YOUR TASK >> Check each line for the word "Incentive" and report how many have it. Give nothing else.

STORED DATA >>

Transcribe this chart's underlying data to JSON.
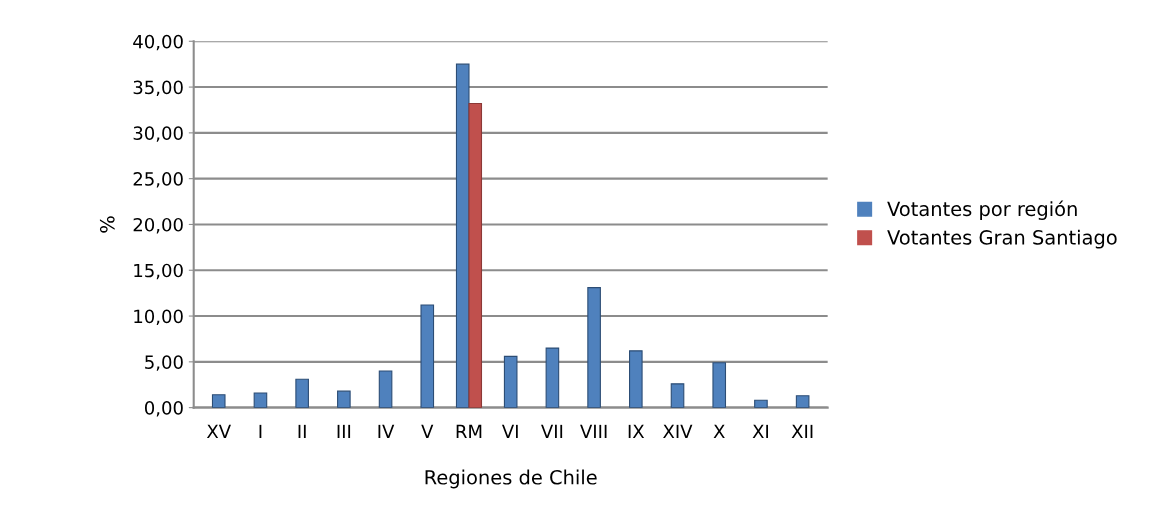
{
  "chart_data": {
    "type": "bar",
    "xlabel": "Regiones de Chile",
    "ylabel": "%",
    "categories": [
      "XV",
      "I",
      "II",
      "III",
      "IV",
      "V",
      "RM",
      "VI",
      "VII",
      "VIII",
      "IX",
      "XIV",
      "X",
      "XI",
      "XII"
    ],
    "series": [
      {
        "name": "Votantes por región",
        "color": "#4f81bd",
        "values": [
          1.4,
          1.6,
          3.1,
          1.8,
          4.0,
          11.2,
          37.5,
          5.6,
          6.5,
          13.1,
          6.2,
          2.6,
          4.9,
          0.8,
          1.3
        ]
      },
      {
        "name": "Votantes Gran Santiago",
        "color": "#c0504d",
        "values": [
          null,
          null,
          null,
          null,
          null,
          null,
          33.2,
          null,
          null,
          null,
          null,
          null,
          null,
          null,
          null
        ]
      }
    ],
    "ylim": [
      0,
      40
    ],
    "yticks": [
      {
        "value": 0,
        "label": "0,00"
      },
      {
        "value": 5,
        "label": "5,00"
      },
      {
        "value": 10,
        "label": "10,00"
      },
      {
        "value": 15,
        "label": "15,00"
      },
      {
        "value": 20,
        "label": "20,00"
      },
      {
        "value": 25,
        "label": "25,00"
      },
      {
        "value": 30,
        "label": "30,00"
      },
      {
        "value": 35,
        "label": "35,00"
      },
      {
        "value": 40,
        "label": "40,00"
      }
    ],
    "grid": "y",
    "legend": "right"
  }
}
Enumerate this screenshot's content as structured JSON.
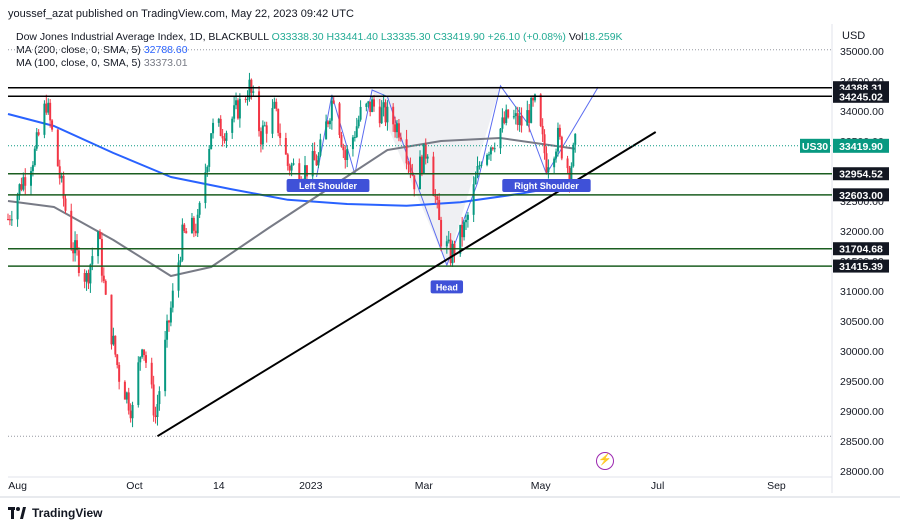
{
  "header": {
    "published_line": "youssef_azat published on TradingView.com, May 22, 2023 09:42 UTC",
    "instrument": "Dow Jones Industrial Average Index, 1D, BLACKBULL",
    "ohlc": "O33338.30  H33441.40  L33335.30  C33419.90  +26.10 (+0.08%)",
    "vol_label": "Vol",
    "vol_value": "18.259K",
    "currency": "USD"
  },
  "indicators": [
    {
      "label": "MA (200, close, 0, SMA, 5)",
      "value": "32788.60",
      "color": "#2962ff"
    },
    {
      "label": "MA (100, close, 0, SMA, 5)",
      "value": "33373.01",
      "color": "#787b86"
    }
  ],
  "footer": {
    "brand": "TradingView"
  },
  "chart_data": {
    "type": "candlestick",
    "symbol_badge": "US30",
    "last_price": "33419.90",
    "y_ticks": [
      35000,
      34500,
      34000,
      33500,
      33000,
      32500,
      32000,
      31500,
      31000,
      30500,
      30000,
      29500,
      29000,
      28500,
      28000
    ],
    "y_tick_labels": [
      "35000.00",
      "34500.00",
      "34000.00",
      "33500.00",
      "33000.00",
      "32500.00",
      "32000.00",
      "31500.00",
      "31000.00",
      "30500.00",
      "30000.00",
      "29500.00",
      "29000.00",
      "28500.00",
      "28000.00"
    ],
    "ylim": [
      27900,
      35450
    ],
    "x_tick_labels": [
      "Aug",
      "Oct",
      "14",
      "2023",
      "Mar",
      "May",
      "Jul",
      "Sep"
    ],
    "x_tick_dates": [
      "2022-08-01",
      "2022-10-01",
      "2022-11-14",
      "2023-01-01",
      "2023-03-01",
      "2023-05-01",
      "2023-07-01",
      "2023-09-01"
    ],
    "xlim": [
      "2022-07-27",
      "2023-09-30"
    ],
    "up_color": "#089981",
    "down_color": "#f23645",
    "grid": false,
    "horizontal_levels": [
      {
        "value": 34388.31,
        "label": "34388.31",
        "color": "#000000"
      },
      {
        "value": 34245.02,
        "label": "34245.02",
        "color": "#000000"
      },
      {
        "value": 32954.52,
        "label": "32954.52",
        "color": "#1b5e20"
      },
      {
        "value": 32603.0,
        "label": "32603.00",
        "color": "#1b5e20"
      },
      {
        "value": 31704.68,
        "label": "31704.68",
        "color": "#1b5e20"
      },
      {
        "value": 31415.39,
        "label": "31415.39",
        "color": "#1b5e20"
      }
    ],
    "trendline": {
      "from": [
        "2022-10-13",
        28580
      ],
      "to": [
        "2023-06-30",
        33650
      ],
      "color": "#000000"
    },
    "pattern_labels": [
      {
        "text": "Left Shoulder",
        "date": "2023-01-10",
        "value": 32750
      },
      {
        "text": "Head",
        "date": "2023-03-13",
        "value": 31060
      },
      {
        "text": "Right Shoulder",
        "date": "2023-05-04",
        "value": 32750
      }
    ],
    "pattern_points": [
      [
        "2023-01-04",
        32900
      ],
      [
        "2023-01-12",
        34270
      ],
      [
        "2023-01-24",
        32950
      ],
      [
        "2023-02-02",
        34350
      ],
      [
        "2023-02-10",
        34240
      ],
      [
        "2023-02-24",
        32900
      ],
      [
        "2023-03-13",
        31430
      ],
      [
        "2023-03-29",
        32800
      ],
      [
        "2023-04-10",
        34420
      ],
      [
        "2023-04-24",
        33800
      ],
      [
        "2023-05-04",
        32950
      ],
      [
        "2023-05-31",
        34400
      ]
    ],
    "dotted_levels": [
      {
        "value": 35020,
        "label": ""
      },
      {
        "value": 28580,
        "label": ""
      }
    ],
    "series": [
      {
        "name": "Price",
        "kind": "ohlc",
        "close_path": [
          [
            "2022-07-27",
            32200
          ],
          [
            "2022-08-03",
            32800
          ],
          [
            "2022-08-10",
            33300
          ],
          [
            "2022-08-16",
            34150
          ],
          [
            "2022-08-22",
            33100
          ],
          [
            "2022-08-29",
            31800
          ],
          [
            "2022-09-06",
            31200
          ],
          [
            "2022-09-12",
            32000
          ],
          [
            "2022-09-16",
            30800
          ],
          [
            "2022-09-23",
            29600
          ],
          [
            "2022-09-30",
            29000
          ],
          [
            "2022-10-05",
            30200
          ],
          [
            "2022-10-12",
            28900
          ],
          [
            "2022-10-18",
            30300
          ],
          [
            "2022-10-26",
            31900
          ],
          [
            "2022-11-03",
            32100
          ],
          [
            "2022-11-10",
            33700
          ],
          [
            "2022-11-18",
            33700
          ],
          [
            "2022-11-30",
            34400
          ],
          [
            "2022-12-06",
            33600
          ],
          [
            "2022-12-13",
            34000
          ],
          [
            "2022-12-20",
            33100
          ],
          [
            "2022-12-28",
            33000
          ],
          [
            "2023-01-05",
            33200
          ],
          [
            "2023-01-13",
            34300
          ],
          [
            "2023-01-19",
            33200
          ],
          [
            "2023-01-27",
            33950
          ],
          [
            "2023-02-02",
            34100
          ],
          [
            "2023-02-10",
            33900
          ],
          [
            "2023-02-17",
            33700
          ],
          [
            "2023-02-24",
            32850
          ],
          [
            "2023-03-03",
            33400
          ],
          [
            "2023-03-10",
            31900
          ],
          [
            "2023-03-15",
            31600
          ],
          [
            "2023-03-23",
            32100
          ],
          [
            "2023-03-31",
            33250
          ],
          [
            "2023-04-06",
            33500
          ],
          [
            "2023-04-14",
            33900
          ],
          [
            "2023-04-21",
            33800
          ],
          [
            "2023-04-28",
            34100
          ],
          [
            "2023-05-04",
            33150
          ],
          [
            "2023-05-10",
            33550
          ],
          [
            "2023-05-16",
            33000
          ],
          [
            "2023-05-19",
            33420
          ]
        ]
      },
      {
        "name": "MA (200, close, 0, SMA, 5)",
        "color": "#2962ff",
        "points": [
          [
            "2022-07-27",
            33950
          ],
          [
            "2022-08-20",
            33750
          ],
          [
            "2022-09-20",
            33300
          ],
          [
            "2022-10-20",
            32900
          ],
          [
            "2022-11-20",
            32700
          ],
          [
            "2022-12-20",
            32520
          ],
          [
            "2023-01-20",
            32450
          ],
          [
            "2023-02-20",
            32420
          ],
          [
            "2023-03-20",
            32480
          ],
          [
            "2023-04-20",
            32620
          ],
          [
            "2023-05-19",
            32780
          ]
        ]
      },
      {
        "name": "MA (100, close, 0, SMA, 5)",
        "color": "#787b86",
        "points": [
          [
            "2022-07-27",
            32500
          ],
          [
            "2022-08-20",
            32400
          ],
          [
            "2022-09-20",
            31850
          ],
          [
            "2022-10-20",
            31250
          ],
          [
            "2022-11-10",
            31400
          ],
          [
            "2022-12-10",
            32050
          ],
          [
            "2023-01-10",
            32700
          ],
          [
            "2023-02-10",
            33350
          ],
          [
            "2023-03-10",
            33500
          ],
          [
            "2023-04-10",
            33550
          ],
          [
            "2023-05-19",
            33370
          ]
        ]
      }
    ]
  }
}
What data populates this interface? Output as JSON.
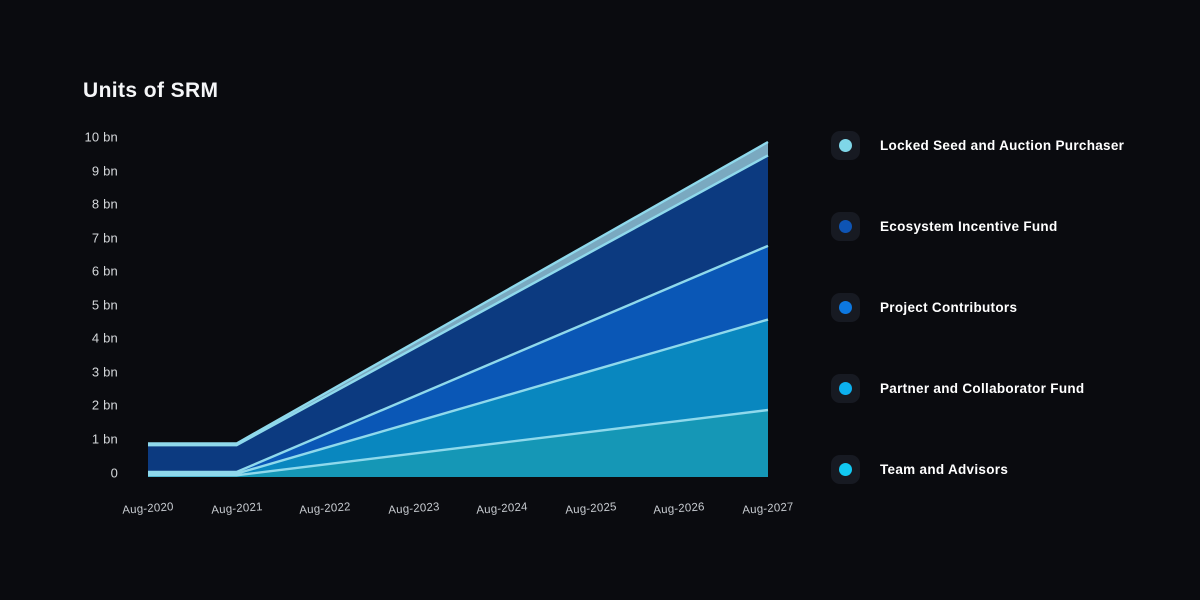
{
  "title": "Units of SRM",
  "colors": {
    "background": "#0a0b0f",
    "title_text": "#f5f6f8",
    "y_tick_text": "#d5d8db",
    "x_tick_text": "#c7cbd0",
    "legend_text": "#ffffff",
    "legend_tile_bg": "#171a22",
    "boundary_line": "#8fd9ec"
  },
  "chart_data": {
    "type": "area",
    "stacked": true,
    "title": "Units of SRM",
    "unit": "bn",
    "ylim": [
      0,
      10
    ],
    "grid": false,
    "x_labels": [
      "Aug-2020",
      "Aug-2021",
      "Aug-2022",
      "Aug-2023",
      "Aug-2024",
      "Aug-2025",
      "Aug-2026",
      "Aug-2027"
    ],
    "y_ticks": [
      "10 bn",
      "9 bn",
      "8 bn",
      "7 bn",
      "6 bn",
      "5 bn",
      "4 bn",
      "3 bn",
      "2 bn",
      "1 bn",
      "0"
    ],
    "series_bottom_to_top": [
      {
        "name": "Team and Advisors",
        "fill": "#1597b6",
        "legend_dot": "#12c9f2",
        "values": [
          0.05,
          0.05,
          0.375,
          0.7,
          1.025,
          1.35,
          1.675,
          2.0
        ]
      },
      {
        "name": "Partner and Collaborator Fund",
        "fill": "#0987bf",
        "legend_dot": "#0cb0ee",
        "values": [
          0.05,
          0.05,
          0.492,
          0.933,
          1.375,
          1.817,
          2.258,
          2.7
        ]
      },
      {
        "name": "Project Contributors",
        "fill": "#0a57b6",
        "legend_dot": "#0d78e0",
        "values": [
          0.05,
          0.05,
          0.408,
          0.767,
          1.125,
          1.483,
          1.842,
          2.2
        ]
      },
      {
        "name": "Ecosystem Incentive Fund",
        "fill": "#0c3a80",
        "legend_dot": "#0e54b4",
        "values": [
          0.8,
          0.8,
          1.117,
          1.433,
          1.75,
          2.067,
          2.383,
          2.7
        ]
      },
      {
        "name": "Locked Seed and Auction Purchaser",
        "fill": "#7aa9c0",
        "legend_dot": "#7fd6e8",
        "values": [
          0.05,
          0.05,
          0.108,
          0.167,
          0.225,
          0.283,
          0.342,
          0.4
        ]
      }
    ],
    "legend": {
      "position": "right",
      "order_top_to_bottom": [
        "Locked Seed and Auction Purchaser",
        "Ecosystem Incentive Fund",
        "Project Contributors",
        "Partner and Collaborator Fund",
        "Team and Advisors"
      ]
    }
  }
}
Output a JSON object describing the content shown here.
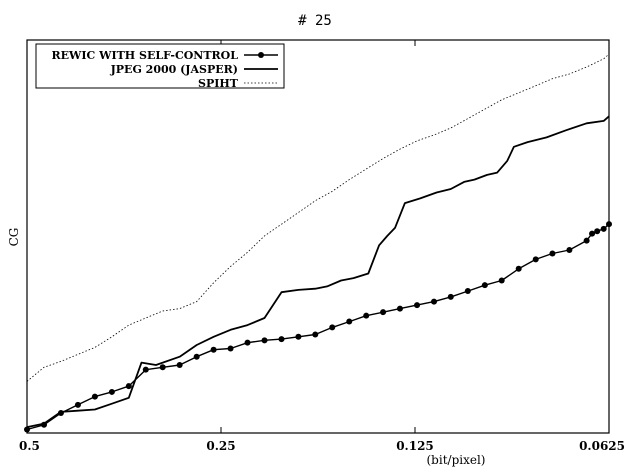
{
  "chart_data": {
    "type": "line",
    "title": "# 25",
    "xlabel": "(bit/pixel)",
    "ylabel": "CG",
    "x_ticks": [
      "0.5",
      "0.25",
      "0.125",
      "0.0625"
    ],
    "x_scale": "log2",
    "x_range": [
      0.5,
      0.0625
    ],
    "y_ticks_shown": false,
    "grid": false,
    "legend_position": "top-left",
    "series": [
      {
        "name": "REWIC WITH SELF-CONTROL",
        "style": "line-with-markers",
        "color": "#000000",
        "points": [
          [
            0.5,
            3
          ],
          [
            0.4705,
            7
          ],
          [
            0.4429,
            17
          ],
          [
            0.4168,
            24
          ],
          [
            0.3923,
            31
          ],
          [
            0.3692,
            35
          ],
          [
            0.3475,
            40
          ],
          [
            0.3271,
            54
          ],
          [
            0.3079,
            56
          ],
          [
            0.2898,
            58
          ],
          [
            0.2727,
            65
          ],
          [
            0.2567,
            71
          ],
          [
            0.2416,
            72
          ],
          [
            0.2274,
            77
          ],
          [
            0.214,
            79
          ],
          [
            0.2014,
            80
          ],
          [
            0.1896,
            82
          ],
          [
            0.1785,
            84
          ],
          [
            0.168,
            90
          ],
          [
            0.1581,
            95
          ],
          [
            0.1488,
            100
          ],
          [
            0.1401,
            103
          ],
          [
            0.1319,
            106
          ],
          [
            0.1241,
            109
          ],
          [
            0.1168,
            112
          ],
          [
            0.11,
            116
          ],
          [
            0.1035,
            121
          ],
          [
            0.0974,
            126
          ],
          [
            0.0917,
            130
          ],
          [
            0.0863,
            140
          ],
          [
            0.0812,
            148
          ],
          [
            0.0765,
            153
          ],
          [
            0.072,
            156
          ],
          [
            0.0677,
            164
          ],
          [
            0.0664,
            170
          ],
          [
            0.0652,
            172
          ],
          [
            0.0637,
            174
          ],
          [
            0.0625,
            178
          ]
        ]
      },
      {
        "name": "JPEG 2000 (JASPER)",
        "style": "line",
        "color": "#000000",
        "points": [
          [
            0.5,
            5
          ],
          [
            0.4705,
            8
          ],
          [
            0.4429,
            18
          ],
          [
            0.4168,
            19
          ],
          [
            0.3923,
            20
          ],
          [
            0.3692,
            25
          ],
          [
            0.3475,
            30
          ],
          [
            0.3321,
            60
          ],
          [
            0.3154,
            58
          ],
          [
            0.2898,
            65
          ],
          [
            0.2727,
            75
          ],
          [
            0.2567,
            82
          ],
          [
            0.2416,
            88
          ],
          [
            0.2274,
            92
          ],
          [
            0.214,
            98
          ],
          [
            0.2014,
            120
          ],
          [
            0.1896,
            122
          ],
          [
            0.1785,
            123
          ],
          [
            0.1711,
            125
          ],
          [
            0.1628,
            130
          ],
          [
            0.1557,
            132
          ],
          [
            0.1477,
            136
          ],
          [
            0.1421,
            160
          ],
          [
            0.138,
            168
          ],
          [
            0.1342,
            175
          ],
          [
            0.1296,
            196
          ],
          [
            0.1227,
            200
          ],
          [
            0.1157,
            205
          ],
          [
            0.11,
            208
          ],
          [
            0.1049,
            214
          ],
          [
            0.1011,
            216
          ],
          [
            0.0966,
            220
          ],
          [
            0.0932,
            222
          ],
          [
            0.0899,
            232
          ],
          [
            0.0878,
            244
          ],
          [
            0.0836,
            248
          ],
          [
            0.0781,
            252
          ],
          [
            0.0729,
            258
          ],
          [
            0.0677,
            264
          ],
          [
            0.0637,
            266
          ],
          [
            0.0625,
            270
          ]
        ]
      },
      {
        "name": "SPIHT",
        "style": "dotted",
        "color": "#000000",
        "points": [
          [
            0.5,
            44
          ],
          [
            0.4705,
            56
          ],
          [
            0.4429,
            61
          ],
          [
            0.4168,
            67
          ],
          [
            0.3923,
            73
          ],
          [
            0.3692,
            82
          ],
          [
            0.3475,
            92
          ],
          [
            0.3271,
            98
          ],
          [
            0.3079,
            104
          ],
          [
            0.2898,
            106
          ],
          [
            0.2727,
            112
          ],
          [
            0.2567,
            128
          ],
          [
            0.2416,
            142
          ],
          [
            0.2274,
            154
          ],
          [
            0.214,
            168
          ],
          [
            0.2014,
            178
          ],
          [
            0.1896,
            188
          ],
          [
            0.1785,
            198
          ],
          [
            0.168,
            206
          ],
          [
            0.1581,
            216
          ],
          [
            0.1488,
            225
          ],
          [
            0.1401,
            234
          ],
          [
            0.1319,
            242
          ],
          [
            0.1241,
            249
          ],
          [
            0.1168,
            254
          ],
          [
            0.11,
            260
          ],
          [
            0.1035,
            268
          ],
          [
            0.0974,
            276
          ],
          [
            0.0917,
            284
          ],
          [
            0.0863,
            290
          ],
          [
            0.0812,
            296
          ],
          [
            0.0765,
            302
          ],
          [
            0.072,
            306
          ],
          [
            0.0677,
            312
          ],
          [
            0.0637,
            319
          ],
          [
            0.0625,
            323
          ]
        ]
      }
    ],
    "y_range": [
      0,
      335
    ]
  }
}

RESPONSE BELOW >> 2